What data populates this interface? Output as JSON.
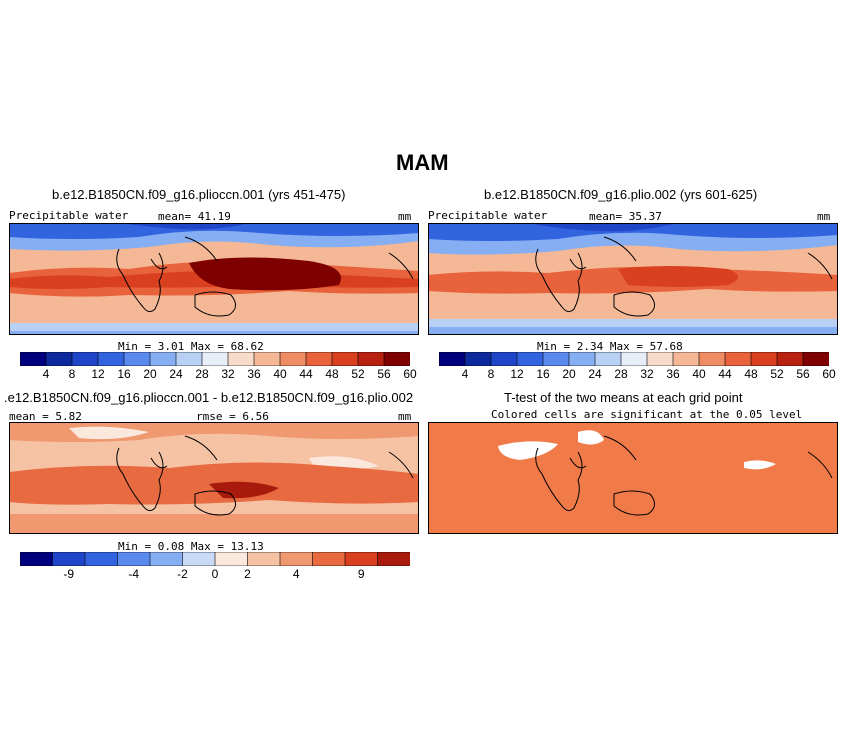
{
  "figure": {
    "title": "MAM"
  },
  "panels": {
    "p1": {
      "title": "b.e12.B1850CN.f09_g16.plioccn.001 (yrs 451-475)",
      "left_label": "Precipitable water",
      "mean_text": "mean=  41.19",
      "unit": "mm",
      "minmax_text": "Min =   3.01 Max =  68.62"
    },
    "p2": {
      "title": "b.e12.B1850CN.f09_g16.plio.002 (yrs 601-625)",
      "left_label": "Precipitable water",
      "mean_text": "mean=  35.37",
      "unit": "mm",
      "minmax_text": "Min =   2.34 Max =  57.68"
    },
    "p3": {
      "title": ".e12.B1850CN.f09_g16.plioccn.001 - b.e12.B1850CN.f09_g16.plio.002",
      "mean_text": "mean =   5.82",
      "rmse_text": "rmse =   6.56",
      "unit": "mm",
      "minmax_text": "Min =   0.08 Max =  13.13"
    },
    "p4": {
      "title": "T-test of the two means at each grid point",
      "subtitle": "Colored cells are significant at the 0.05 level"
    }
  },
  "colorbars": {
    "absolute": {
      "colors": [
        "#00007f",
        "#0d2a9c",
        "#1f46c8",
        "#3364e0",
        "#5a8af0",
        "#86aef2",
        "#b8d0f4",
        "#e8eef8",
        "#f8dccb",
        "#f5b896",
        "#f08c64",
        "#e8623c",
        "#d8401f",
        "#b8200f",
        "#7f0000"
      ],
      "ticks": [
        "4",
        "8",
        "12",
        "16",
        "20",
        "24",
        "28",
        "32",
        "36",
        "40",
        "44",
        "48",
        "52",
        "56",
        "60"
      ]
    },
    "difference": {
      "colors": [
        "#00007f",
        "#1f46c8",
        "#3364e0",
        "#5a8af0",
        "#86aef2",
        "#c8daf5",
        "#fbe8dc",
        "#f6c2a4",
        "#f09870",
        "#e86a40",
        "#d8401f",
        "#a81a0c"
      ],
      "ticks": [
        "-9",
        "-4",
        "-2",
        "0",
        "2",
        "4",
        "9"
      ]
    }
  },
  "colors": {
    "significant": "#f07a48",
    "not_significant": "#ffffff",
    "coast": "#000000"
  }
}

──────────

= What is required =
Count the lines above that contain the word "plioccn", and reply with only that number.

= Result of the exercise =
2